● WORK TO DO
Scan the records for the string "relative"; copy each line where it occurs.

::::

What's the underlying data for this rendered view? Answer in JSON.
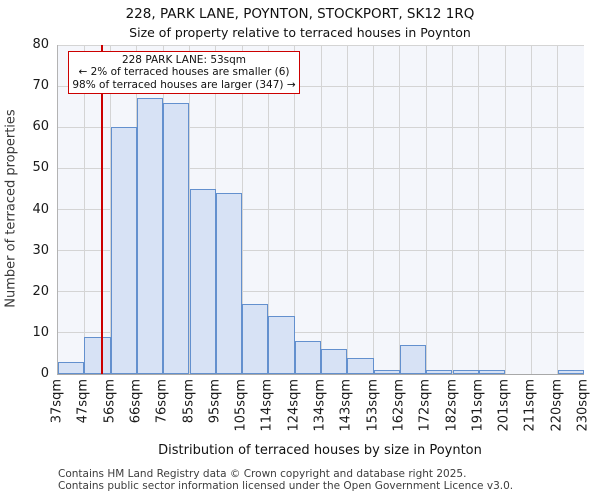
{
  "title": "228, PARK LANE, POYNTON, STOCKPORT, SK12 1RQ",
  "subtitle": "Size of property relative to terraced houses in Poynton",
  "annotation": {
    "line1": "228 PARK LANE: 53sqm",
    "line2": "← 2% of terraced houses are smaller (6)",
    "line3": "98% of terraced houses are larger (347) →"
  },
  "chart_data": {
    "type": "bar",
    "title": "Size of property relative to terraced houses in Poynton",
    "xlabel": "Distribution of terraced houses by size in Poynton",
    "ylabel": "Number of terraced properties",
    "bin_edges_sqm": [
      37,
      47,
      56,
      66,
      76,
      85,
      95,
      105,
      114,
      124,
      134,
      143,
      153,
      162,
      172,
      182,
      191,
      201,
      211,
      220,
      230
    ],
    "tick_labels": [
      "37sqm",
      "47sqm",
      "56sqm",
      "66sqm",
      "76sqm",
      "85sqm",
      "95sqm",
      "105sqm",
      "114sqm",
      "124sqm",
      "134sqm",
      "143sqm",
      "153sqm",
      "162sqm",
      "172sqm",
      "182sqm",
      "191sqm",
      "201sqm",
      "211sqm",
      "220sqm",
      "230sqm"
    ],
    "values": [
      3,
      9,
      60,
      67,
      66,
      45,
      44,
      17,
      14,
      8,
      6,
      4,
      1,
      7,
      1,
      1,
      1,
      0,
      0,
      1
    ],
    "marker_value_sqm": 53,
    "ylim": [
      0,
      80
    ],
    "yticks": [
      0,
      10,
      20,
      30,
      40,
      50,
      60,
      70,
      80
    ],
    "grid": true,
    "legend": false,
    "colors": {
      "bar_fill": "#d7e2f5",
      "bar_edge": "#6390ce",
      "marker_line": "#cc0000",
      "annotation_border": "#cc0000",
      "plot_bg": "#f4f6fb",
      "grid_line": "#d4d4d4"
    }
  },
  "footer": {
    "line1": "Contains HM Land Registry data © Crown copyright and database right 2025.",
    "line2": "Contains public sector information licensed under the Open Government Licence v3.0."
  }
}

::::

● ANSWER
  "subtitle": "Size of property relative to terraced houses in Poynton",
    "title": "Size of property relative to terraced houses in Poynton",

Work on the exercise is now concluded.